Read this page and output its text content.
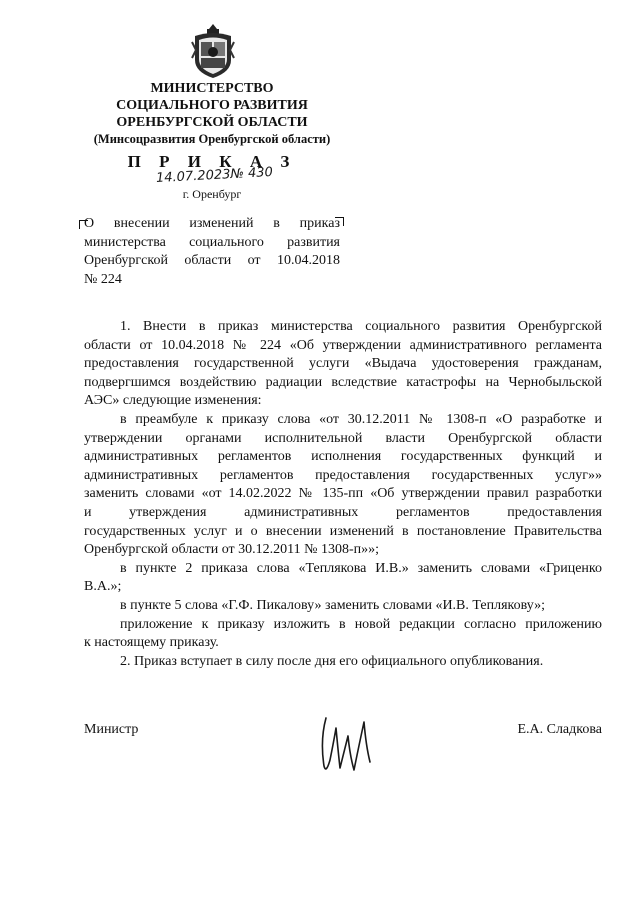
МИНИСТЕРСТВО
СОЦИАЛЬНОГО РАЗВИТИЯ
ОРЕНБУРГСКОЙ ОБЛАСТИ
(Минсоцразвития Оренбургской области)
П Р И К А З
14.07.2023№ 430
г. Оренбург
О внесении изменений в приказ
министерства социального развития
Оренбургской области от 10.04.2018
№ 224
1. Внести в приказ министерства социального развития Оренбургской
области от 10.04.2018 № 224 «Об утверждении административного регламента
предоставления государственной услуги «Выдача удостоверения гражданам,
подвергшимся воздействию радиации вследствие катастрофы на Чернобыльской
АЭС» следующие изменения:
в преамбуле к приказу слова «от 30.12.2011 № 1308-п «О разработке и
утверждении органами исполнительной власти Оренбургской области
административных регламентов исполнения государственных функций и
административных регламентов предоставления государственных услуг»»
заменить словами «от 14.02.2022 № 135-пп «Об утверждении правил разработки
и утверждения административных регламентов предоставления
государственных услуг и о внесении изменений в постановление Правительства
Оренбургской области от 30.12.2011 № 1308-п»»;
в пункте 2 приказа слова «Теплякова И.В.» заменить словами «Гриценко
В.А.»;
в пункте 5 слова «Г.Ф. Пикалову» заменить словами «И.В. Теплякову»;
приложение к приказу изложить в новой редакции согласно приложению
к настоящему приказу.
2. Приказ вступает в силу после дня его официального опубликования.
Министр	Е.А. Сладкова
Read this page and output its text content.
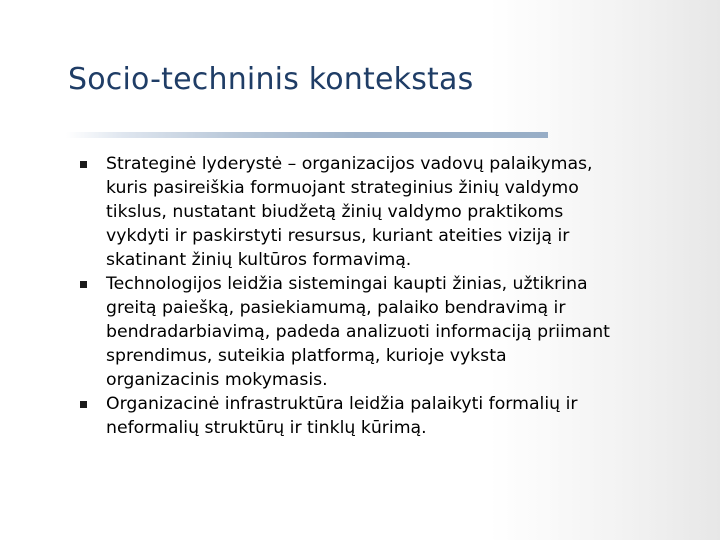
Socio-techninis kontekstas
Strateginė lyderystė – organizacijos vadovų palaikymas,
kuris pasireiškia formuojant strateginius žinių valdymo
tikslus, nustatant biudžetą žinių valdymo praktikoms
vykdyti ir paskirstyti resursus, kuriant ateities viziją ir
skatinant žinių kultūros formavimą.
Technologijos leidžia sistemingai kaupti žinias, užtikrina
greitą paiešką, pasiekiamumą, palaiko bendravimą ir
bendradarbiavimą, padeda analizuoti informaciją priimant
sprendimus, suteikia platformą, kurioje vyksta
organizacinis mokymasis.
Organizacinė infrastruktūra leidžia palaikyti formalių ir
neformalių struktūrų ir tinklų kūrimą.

- - -

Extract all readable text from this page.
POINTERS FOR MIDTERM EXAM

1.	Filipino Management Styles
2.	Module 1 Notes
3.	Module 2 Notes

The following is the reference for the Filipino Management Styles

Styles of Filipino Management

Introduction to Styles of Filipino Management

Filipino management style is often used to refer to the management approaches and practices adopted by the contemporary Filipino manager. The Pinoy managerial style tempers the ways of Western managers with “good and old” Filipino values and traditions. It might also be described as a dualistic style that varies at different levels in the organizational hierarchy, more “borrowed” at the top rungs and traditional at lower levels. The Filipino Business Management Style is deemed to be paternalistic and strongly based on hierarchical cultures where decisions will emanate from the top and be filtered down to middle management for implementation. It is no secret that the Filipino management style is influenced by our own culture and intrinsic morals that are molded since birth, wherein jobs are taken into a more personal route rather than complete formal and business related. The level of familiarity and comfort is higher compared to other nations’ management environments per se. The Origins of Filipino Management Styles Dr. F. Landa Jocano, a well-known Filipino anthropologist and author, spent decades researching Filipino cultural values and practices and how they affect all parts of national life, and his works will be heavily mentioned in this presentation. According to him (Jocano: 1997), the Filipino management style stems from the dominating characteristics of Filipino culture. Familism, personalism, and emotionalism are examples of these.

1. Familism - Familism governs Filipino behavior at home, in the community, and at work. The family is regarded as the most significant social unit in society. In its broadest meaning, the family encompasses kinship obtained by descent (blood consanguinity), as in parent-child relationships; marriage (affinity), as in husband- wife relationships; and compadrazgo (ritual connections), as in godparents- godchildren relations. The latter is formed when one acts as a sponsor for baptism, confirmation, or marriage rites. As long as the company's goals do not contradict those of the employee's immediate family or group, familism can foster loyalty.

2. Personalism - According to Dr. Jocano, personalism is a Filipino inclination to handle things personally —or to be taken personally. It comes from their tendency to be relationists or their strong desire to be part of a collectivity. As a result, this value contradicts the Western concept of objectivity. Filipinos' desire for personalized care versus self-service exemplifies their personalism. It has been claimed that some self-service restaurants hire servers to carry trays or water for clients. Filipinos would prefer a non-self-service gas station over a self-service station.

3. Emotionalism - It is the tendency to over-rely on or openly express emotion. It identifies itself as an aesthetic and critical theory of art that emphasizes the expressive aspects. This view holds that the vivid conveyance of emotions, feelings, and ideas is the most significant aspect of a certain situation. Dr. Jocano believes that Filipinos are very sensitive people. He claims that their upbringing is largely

- - -

Identify the lines that contain the string "žinių", and copy every one of them.

Exercise solution →
kuris pasireiškia formuojant strateginius žinių valdymo
tikslus, nustatant biudžetą žinių valdymo praktikoms
skatinant žinių kultūros formavimą.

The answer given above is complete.